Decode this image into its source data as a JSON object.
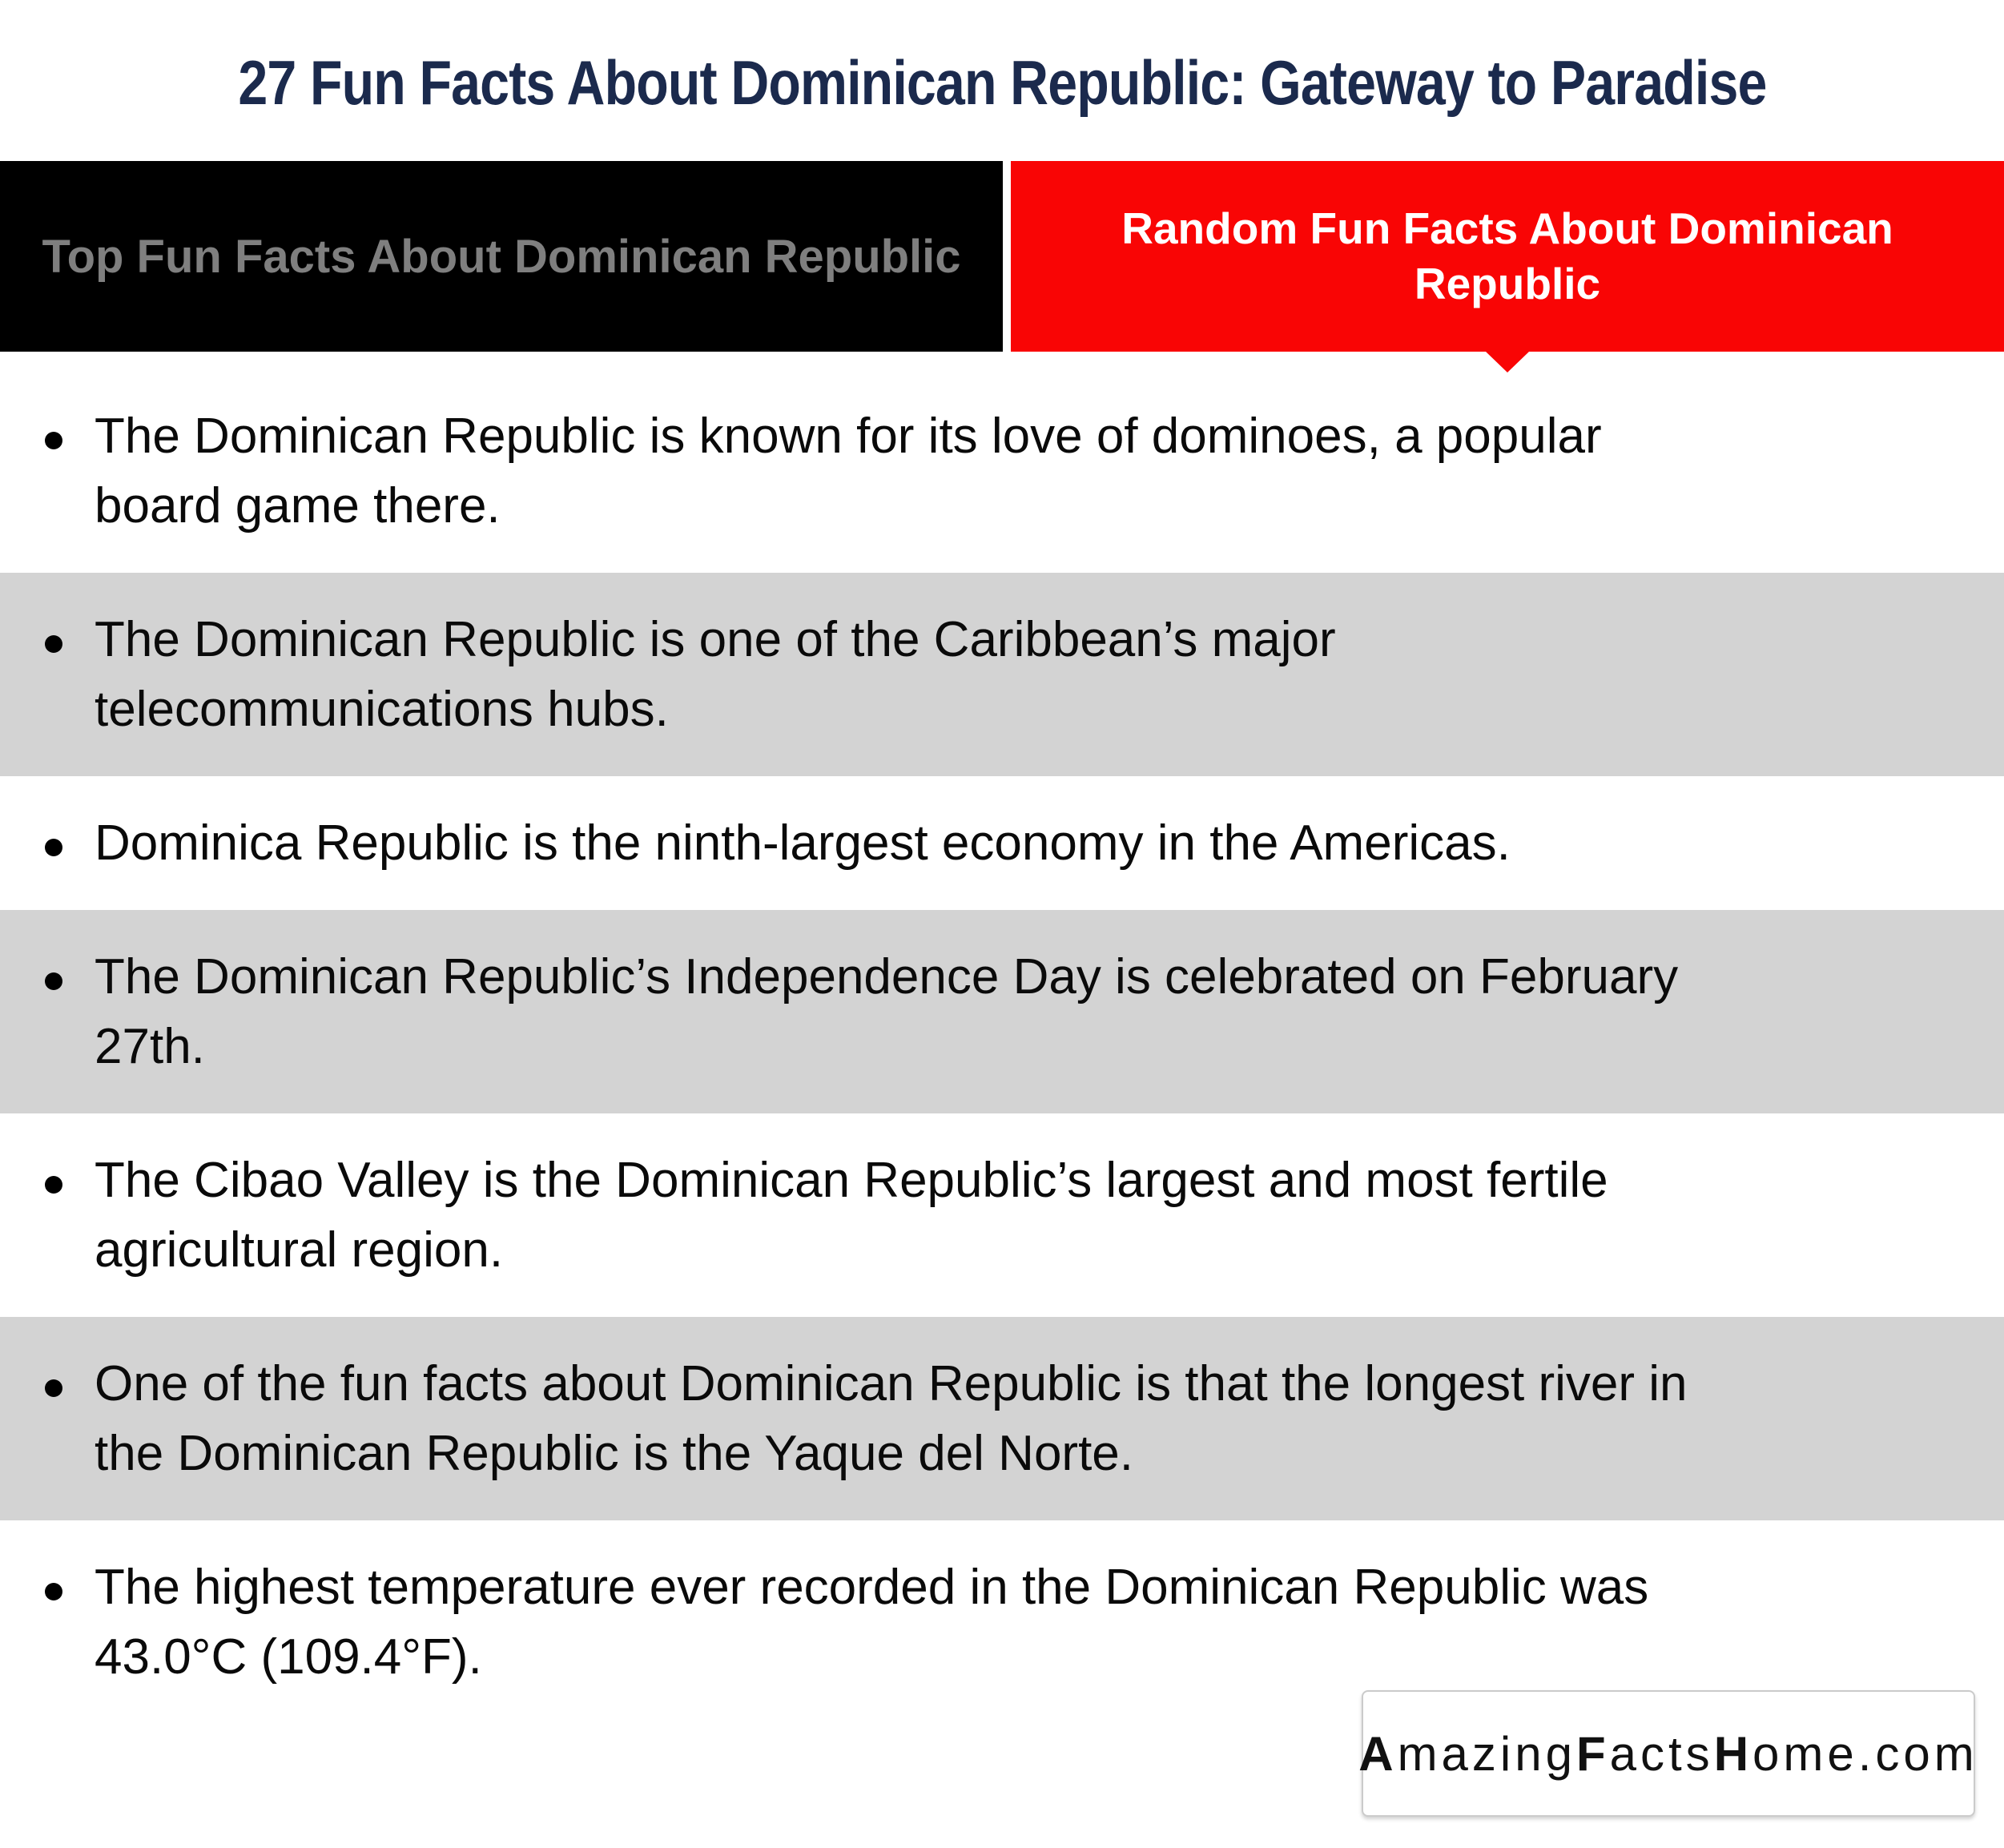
{
  "page": {
    "title": "27 Fun Facts About Dominican Republic: Gateway to Paradise"
  },
  "tabs": [
    {
      "id": "top-fun-facts",
      "label": "Top Fun Facts About Dominican Republic",
      "active": false
    },
    {
      "id": "random-fun-facts",
      "label": "Random Fun Facts About Dominican Republic",
      "active": true
    }
  ],
  "facts": {
    "items": [
      {
        "shaded": false,
        "lines": [
          "The Dominican Republic is known for its love of dominoes, a popular",
          "board game there."
        ]
      },
      {
        "shaded": true,
        "lines": [
          "The Dominican Republic is one of the Caribbean’s major",
          "telecommunications hubs."
        ]
      },
      {
        "shaded": false,
        "lines": [
          "Dominica Republic is the ninth-largest economy in the Americas."
        ]
      },
      {
        "shaded": true,
        "lines": [
          "The Dominican Republic’s Independence Day is celebrated on February",
          "27th."
        ]
      },
      {
        "shaded": false,
        "lines": [
          "The Cibao Valley is the Dominican Republic’s largest and most fertile",
          "agricultural region."
        ]
      },
      {
        "shaded": true,
        "lines": [
          "One of the fun facts about Dominican Republic is that the longest river in",
          "the Dominican Republic is the Yaque del Norte."
        ]
      },
      {
        "shaded": false,
        "lines": [
          "The highest temperature ever recorded in the Dominican Republic was",
          "43.0°C (109.4°F)."
        ]
      }
    ]
  },
  "footer": {
    "brand_segments": [
      {
        "text": "A",
        "bold": true
      },
      {
        "text": "mazing",
        "bold": false
      },
      {
        "text": "F",
        "bold": true
      },
      {
        "text": "acts",
        "bold": false
      },
      {
        "text": "H",
        "bold": true
      },
      {
        "text": "ome.com",
        "bold": false
      }
    ]
  },
  "colors": {
    "accent_red": "#f90505",
    "title_navy": "#1b2a4d",
    "shaded_band_gray": "#d3d3d3",
    "inactive_tab_bg": "#000000",
    "inactive_tab_text": "#7f7f7f"
  }
}
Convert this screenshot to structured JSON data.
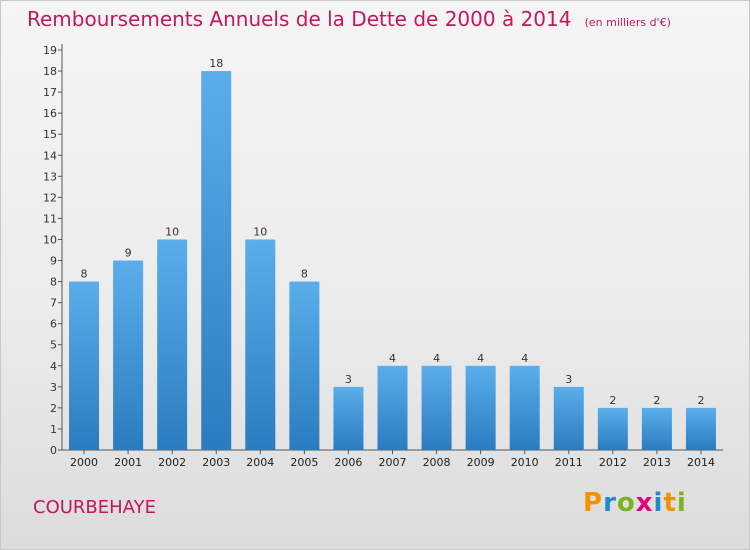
{
  "title": {
    "main": "Remboursements Annuels de la Dette de 2000 à 2014",
    "unit": "(en milliers d'€)"
  },
  "footer": {
    "commune": "COURBEHAYE",
    "logo_text": "Proxiti",
    "logo_colors": [
      "#f39200",
      "#1d8ad1",
      "#7ab51d",
      "#e5007e",
      "#1d8ad1",
      "#f39200",
      "#7ab51d"
    ]
  },
  "colors": {
    "title": "#c2185b",
    "bar_top": "#5aaeea",
    "bar_bottom": "#2a7cc0"
  },
  "chart_data": {
    "type": "bar",
    "categories": [
      "2000",
      "2001",
      "2002",
      "2003",
      "2004",
      "2005",
      "2006",
      "2007",
      "2008",
      "2009",
      "2010",
      "2011",
      "2012",
      "2013",
      "2014"
    ],
    "values": [
      8,
      9,
      10,
      18,
      10,
      8,
      3,
      4,
      4,
      4,
      4,
      3,
      2,
      2,
      2
    ],
    "ylim": [
      0,
      19
    ],
    "yticks": [
      0,
      1,
      2,
      3,
      4,
      5,
      6,
      7,
      8,
      9,
      10,
      11,
      12,
      13,
      14,
      15,
      16,
      17,
      18,
      19
    ],
    "xlabel": "",
    "ylabel": "",
    "grid": false,
    "data_labels": true
  }
}
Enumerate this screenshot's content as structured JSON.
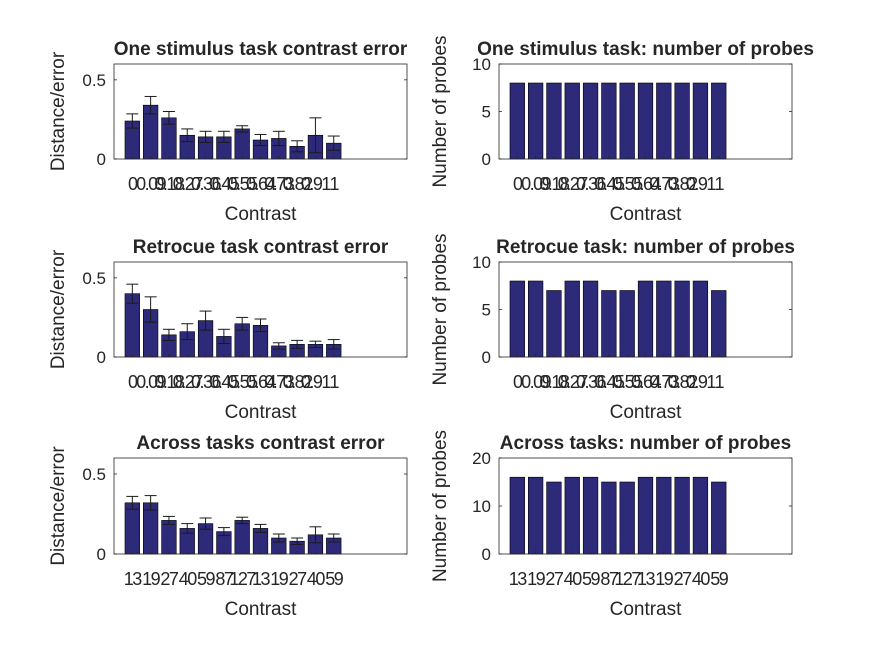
{
  "colors": {
    "bar": "#2e2a7a",
    "axis": "#262626",
    "error": "#1a1a1a"
  },
  "chart_data": [
    {
      "type": "bar",
      "title": "One stimulus task contrast error",
      "xlabel": "Contrast",
      "ylabel": "Distance/error",
      "categories": [
        "0",
        "0.09",
        "0.18",
        "0.27",
        "0.36",
        "0.45",
        "0.55",
        "0.64",
        "0.73",
        "0.82",
        "0.91",
        "1"
      ],
      "values": [
        0.24,
        0.34,
        0.26,
        0.15,
        0.14,
        0.14,
        0.19,
        0.12,
        0.13,
        0.08,
        0.15,
        0.1
      ],
      "errors": [
        0.045,
        0.055,
        0.04,
        0.04,
        0.035,
        0.035,
        0.02,
        0.035,
        0.045,
        0.035,
        0.11,
        0.045
      ],
      "ylim": [
        0,
        0.6
      ],
      "yticks": [
        0,
        0.5
      ],
      "ytick_labels": [
        "0",
        "0.5"
      ],
      "xlim": [
        0,
        16
      ]
    },
    {
      "type": "bar",
      "title": "One stimulus task: number of probes",
      "xlabel": "Contrast",
      "ylabel": "Number of probes",
      "categories": [
        "0",
        "0.09",
        "0.18",
        "0.27",
        "0.36",
        "0.45",
        "0.55",
        "0.64",
        "0.73",
        "0.82",
        "0.91",
        "1"
      ],
      "values": [
        8,
        8,
        8,
        8,
        8,
        8,
        8,
        8,
        8,
        8,
        8,
        8
      ],
      "ylim": [
        0,
        10
      ],
      "yticks": [
        0,
        5,
        10
      ],
      "ytick_labels": [
        "0",
        "5",
        "10"
      ],
      "xlim": [
        0,
        16
      ]
    },
    {
      "type": "bar",
      "title": "Retrocue task contrast error",
      "xlabel": "Contrast",
      "ylabel": "Distance/error",
      "categories": [
        "0",
        "0.09",
        "0.18",
        "0.27",
        "0.36",
        "0.45",
        "0.55",
        "0.64",
        "0.73",
        "0.82",
        "0.91",
        "1"
      ],
      "values": [
        0.4,
        0.3,
        0.14,
        0.16,
        0.23,
        0.13,
        0.21,
        0.2,
        0.07,
        0.08,
        0.08,
        0.08
      ],
      "errors": [
        0.06,
        0.08,
        0.035,
        0.05,
        0.06,
        0.045,
        0.04,
        0.04,
        0.02,
        0.025,
        0.02,
        0.03
      ],
      "ylim": [
        0,
        0.6
      ],
      "yticks": [
        0,
        0.5
      ],
      "ytick_labels": [
        "0",
        "0.5"
      ],
      "xlim": [
        0,
        16
      ]
    },
    {
      "type": "bar",
      "title": "Retrocue task: number of probes",
      "xlabel": "Contrast",
      "ylabel": "Number of probes",
      "categories": [
        "0",
        "0.09",
        "0.18",
        "0.27",
        "0.36",
        "0.45",
        "0.55",
        "0.64",
        "0.73",
        "0.82",
        "0.91",
        "1"
      ],
      "values": [
        8,
        8,
        7,
        8,
        8,
        7,
        7,
        8,
        8,
        8,
        8,
        7
      ],
      "ylim": [
        0,
        10
      ],
      "yticks": [
        0,
        5,
        10
      ],
      "ytick_labels": [
        "0",
        "5",
        "10"
      ],
      "xlim": [
        0,
        16
      ]
    },
    {
      "type": "bar",
      "title": "Across tasks contrast error",
      "xlabel": "Contrast",
      "ylabel": "Distance/error",
      "categories": [
        "13",
        "19",
        "27",
        "40",
        "59",
        "87",
        "127",
        "13",
        "19",
        "27",
        "40",
        "59"
      ],
      "values": [
        0.32,
        0.32,
        0.21,
        0.16,
        0.19,
        0.14,
        0.21,
        0.16,
        0.1,
        0.08,
        0.12,
        0.1
      ],
      "errors": [
        0.04,
        0.045,
        0.025,
        0.03,
        0.035,
        0.025,
        0.02,
        0.025,
        0.025,
        0.02,
        0.05,
        0.025
      ],
      "ylim": [
        0,
        0.6
      ],
      "yticks": [
        0,
        0.5
      ],
      "ytick_labels": [
        "0",
        "0.5"
      ],
      "xlim": [
        0,
        16
      ]
    },
    {
      "type": "bar",
      "title": "Across tasks: number of probes",
      "xlabel": "Contrast",
      "ylabel": "Number of probes",
      "categories": [
        "13",
        "19",
        "27",
        "40",
        "59",
        "87",
        "127",
        "13",
        "19",
        "27",
        "40",
        "59"
      ],
      "values": [
        16,
        16,
        15,
        16,
        16,
        15,
        15,
        16,
        16,
        16,
        16,
        15
      ],
      "ylim": [
        0,
        20
      ],
      "yticks": [
        0,
        10,
        20
      ],
      "ytick_labels": [
        "0",
        "10",
        "20"
      ],
      "xlim": [
        0,
        16
      ]
    }
  ]
}
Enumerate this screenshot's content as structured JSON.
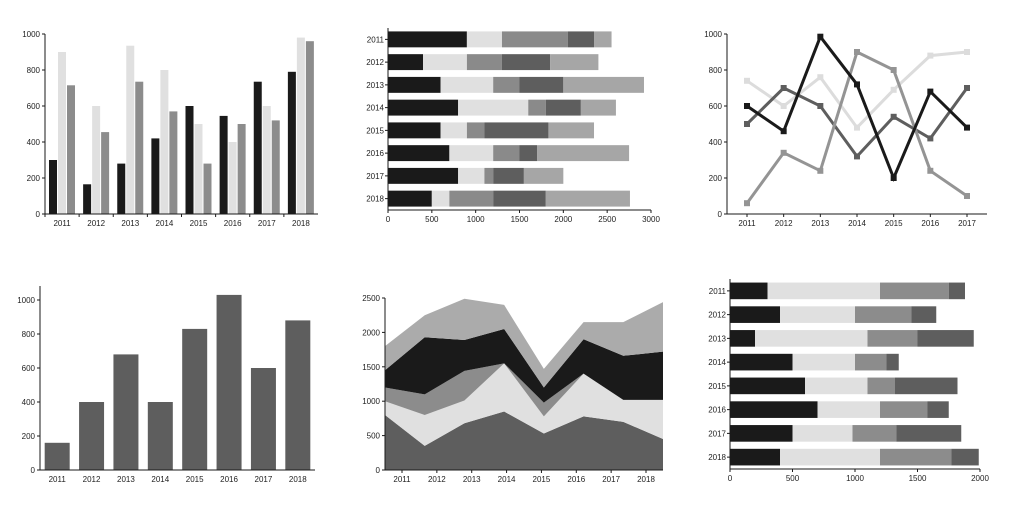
{
  "palette": {
    "axis": "#1a1a1a",
    "black": "#1a1a1a",
    "light": "#e0e0e0",
    "mid": "#8c8c8c",
    "dark": "#5e5e5e",
    "silver": "#ababab",
    "gray_c": "#8a8a8a",
    "gray_d": "#5e5e5e",
    "gray_e": "#a6a6a6",
    "line_light": "#dcdcdc",
    "line_mid": "#949494"
  },
  "chart_data": [
    {
      "id": "c1",
      "type": "bar",
      "categories": [
        "2011",
        "2012",
        "2013",
        "2014",
        "2015",
        "2016",
        "2017",
        "2018"
      ],
      "ylim": [
        0,
        1000
      ],
      "yticks": [
        "0",
        "200",
        "400",
        "600",
        "800",
        "1000"
      ],
      "series": [
        {
          "values": [
            300,
            165,
            280,
            420,
            600,
            545,
            735,
            790
          ]
        },
        {
          "values": [
            900,
            600,
            935,
            800,
            500,
            400,
            600,
            980
          ]
        },
        {
          "values": [
            715,
            455,
            735,
            570,
            280,
            500,
            520,
            960
          ]
        }
      ]
    },
    {
      "id": "c2",
      "type": "bar",
      "orientation": "horizontal",
      "stacked": true,
      "categories": [
        "2011",
        "2012",
        "2013",
        "2014",
        "2015",
        "2016",
        "2017",
        "2018"
      ],
      "xlim": [
        0,
        3000
      ],
      "xticks": [
        "0",
        "500",
        "1000",
        "1500",
        "2000",
        "2500",
        "3000"
      ],
      "series": [
        {
          "values": [
            900,
            400,
            600,
            800,
            600,
            700,
            800,
            500
          ]
        },
        {
          "values": [
            400,
            500,
            600,
            800,
            300,
            500,
            300,
            200
          ]
        },
        {
          "values": [
            750,
            400,
            300,
            200,
            200,
            300,
            100,
            500
          ]
        },
        {
          "values": [
            300,
            550,
            500,
            400,
            730,
            200,
            350,
            600
          ]
        },
        {
          "values": [
            200,
            550,
            920,
            400,
            520,
            1050,
            450,
            960
          ]
        }
      ]
    },
    {
      "id": "c3",
      "type": "line",
      "categories": [
        "2011",
        "2012",
        "2013",
        "2014",
        "2015",
        "2016",
        "2017"
      ],
      "ylim": [
        0,
        1000
      ],
      "yticks": [
        "0",
        "200",
        "400",
        "600",
        "800",
        "1000"
      ],
      "series": [
        {
          "values": [
            740,
            600,
            760,
            480,
            690,
            880,
            900
          ]
        },
        {
          "values": [
            500,
            700,
            600,
            320,
            540,
            420,
            700
          ]
        },
        {
          "values": [
            60,
            340,
            240,
            900,
            800,
            240,
            100
          ]
        },
        {
          "values": [
            600,
            460,
            985,
            720,
            200,
            680,
            480
          ]
        }
      ]
    },
    {
      "id": "c4",
      "type": "bar",
      "categories": [
        "2011",
        "2012",
        "2013",
        "2014",
        "2015",
        "2016",
        "2017",
        "2018"
      ],
      "ylim": [
        0,
        1000
      ],
      "yticks": [
        "0",
        "200",
        "400",
        "600",
        "800",
        "1000"
      ],
      "series": [
        {
          "values": [
            160,
            400,
            680,
            400,
            830,
            1030,
            600,
            880
          ]
        }
      ]
    },
    {
      "id": "c5",
      "type": "area",
      "stacked": true,
      "categories": [
        "2011",
        "2012",
        "2013",
        "2014",
        "2015",
        "2016",
        "2017",
        "2018"
      ],
      "ylim": [
        0,
        2500
      ],
      "yticks": [
        "0",
        "500",
        "1000",
        "1500",
        "2000",
        "2500"
      ],
      "series": [
        {
          "values": [
            800,
            350,
            680,
            850,
            530,
            780,
            700,
            450
          ]
        },
        {
          "values": [
            200,
            450,
            330,
            700,
            250,
            620,
            320,
            570
          ]
        },
        {
          "values": [
            200,
            300,
            430,
            0,
            200,
            0,
            0,
            0
          ]
        },
        {
          "values": [
            250,
            830,
            450,
            500,
            220,
            500,
            640,
            700
          ]
        },
        {
          "values": [
            350,
            320,
            600,
            350,
            270,
            250,
            490,
            720
          ]
        }
      ]
    },
    {
      "id": "c6",
      "type": "bar",
      "orientation": "horizontal",
      "stacked": true,
      "categories": [
        "2011",
        "2012",
        "2013",
        "2014",
        "2015",
        "2016",
        "2017",
        "2018"
      ],
      "xlim": [
        0,
        2000
      ],
      "xticks": [
        "0",
        "500",
        "1000",
        "1500",
        "2000"
      ],
      "series": [
        {
          "values": [
            300,
            400,
            200,
            500,
            600,
            700,
            500,
            400
          ]
        },
        {
          "values": [
            900,
            600,
            900,
            500,
            500,
            500,
            480,
            800
          ]
        },
        {
          "values": [
            550,
            450,
            400,
            250,
            220,
            380,
            350,
            570
          ]
        },
        {
          "values": [
            130,
            200,
            450,
            100,
            500,
            170,
            520,
            220
          ]
        }
      ]
    }
  ]
}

◆ ◆ ◆ ◆ ◆

STATED TASK |
Check each line of the records for the string "JSON" and state how many lines contain it. Give only the number.

ANSWER TO THIS EXERCISE |
4